:: Exercise aim ::
Extract every line of the material below and reproduce it faithfully.

------------

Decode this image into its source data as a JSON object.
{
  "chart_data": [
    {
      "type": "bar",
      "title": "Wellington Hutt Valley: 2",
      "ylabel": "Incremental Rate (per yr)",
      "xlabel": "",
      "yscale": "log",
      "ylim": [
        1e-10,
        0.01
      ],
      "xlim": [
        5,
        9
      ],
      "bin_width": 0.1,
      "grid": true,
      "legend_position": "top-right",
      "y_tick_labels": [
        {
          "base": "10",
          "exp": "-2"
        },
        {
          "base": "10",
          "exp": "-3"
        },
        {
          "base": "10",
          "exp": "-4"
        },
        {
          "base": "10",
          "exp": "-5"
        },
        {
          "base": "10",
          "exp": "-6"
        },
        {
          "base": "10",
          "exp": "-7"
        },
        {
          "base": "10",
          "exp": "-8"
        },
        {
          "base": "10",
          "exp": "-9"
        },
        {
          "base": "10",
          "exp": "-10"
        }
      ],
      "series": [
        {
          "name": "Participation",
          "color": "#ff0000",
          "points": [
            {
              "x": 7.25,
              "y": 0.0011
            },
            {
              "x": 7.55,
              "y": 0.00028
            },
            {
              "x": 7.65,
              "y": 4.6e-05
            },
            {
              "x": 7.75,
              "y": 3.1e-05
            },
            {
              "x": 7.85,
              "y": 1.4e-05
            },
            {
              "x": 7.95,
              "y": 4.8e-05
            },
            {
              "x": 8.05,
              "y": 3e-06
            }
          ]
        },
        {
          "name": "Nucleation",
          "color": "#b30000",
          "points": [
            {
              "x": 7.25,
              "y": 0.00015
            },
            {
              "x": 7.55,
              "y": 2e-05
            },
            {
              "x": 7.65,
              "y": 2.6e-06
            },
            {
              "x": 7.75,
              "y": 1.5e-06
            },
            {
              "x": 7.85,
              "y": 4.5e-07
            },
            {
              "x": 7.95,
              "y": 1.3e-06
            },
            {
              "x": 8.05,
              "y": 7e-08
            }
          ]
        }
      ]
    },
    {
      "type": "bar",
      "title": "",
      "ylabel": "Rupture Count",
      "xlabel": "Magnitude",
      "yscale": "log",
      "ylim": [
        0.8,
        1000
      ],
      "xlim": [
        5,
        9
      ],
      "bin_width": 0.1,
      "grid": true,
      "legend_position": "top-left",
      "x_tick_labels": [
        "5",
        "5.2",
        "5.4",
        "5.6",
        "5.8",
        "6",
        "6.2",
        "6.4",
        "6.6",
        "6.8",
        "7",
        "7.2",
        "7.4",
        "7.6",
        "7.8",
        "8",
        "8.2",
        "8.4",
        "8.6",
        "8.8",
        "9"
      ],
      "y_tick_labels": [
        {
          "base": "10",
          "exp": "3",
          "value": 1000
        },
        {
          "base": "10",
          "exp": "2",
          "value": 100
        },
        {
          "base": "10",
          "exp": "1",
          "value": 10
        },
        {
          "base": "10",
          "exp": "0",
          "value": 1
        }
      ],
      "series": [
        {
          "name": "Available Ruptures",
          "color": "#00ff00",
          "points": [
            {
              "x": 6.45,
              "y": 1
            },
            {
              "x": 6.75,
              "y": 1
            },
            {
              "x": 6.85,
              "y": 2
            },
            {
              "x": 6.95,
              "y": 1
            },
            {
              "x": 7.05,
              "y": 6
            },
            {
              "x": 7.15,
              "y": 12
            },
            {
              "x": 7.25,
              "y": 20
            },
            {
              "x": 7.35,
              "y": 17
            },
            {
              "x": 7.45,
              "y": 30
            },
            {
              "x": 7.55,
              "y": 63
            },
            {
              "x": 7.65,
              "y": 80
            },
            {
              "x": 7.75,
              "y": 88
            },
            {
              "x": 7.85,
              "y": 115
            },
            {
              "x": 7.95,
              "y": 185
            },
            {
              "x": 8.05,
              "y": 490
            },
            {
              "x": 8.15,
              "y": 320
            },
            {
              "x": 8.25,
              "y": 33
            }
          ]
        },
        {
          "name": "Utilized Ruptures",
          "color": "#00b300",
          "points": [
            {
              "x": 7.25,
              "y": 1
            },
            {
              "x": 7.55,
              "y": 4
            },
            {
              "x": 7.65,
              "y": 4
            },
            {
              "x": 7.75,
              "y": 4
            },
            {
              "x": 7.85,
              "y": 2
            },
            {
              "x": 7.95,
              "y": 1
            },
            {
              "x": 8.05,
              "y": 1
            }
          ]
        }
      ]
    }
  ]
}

------------

:: Full output ::
Decode this image into its source data as a JSON object.
{
  "chart_data": [
    {
      "type": "bar",
      "title": "Wellington Hutt Valley: 2",
      "ylabel": "Incremental Rate (per yr)",
      "xlabel": "",
      "yscale": "log",
      "ylim": [
        1e-10,
        0.01
      ],
      "xlim": [
        5,
        9
      ],
      "bin_width": 0.1,
      "grid": true,
      "legend_position": "top-right",
      "y_tick_labels": [
        {
          "base": "10",
          "exp": "-2"
        },
        {
          "base": "10",
          "exp": "-3"
        },
        {
          "base": "10",
          "exp": "-4"
        },
        {
          "base": "10",
          "exp": "-5"
        },
        {
          "base": "10",
          "exp": "-6"
        },
        {
          "base": "10",
          "exp": "-7"
        },
        {
          "base": "10",
          "exp": "-8"
        },
        {
          "base": "10",
          "exp": "-9"
        },
        {
          "base": "10",
          "exp": "-10"
        }
      ],
      "series": [
        {
          "name": "Participation",
          "color": "#ff0000",
          "points": [
            {
              "x": 7.25,
              "y": 0.0011
            },
            {
              "x": 7.55,
              "y": 0.00028
            },
            {
              "x": 7.65,
              "y": 4.6e-05
            },
            {
              "x": 7.75,
              "y": 3.1e-05
            },
            {
              "x": 7.85,
              "y": 1.4e-05
            },
            {
              "x": 7.95,
              "y": 4.8e-05
            },
            {
              "x": 8.05,
              "y": 3e-06
            }
          ]
        },
        {
          "name": "Nucleation",
          "color": "#b30000",
          "points": [
            {
              "x": 7.25,
              "y": 0.00015
            },
            {
              "x": 7.55,
              "y": 2e-05
            },
            {
              "x": 7.65,
              "y": 2.6e-06
            },
            {
              "x": 7.75,
              "y": 1.5e-06
            },
            {
              "x": 7.85,
              "y": 4.5e-07
            },
            {
              "x": 7.95,
              "y": 1.3e-06
            },
            {
              "x": 8.05,
              "y": 7e-08
            }
          ]
        }
      ]
    },
    {
      "type": "bar",
      "title": "",
      "ylabel": "Rupture Count",
      "xlabel": "Magnitude",
      "yscale": "log",
      "ylim": [
        0.8,
        1000
      ],
      "xlim": [
        5,
        9
      ],
      "bin_width": 0.1,
      "grid": true,
      "legend_position": "top-left",
      "x_tick_labels": [
        "5",
        "5.2",
        "5.4",
        "5.6",
        "5.8",
        "6",
        "6.2",
        "6.4",
        "6.6",
        "6.8",
        "7",
        "7.2",
        "7.4",
        "7.6",
        "7.8",
        "8",
        "8.2",
        "8.4",
        "8.6",
        "8.8",
        "9"
      ],
      "y_tick_labels": [
        {
          "base": "10",
          "exp": "3",
          "value": 1000
        },
        {
          "base": "10",
          "exp": "2",
          "value": 100
        },
        {
          "base": "10",
          "exp": "1",
          "value": 10
        },
        {
          "base": "10",
          "exp": "0",
          "value": 1
        }
      ],
      "series": [
        {
          "name": "Available Ruptures",
          "color": "#00ff00",
          "points": [
            {
              "x": 6.45,
              "y": 1
            },
            {
              "x": 6.75,
              "y": 1
            },
            {
              "x": 6.85,
              "y": 2
            },
            {
              "x": 6.95,
              "y": 1
            },
            {
              "x": 7.05,
              "y": 6
            },
            {
              "x": 7.15,
              "y": 12
            },
            {
              "x": 7.25,
              "y": 20
            },
            {
              "x": 7.35,
              "y": 17
            },
            {
              "x": 7.45,
              "y": 30
            },
            {
              "x": 7.55,
              "y": 63
            },
            {
              "x": 7.65,
              "y": 80
            },
            {
              "x": 7.75,
              "y": 88
            },
            {
              "x": 7.85,
              "y": 115
            },
            {
              "x": 7.95,
              "y": 185
            },
            {
              "x": 8.05,
              "y": 490
            },
            {
              "x": 8.15,
              "y": 320
            },
            {
              "x": 8.25,
              "y": 33
            }
          ]
        },
        {
          "name": "Utilized Ruptures",
          "color": "#00b300",
          "points": [
            {
              "x": 7.25,
              "y": 1
            },
            {
              "x": 7.55,
              "y": 4
            },
            {
              "x": 7.65,
              "y": 4
            },
            {
              "x": 7.75,
              "y": 4
            },
            {
              "x": 7.85,
              "y": 2
            },
            {
              "x": 7.95,
              "y": 1
            },
            {
              "x": 8.05,
              "y": 1
            }
          ]
        }
      ]
    }
  ]
}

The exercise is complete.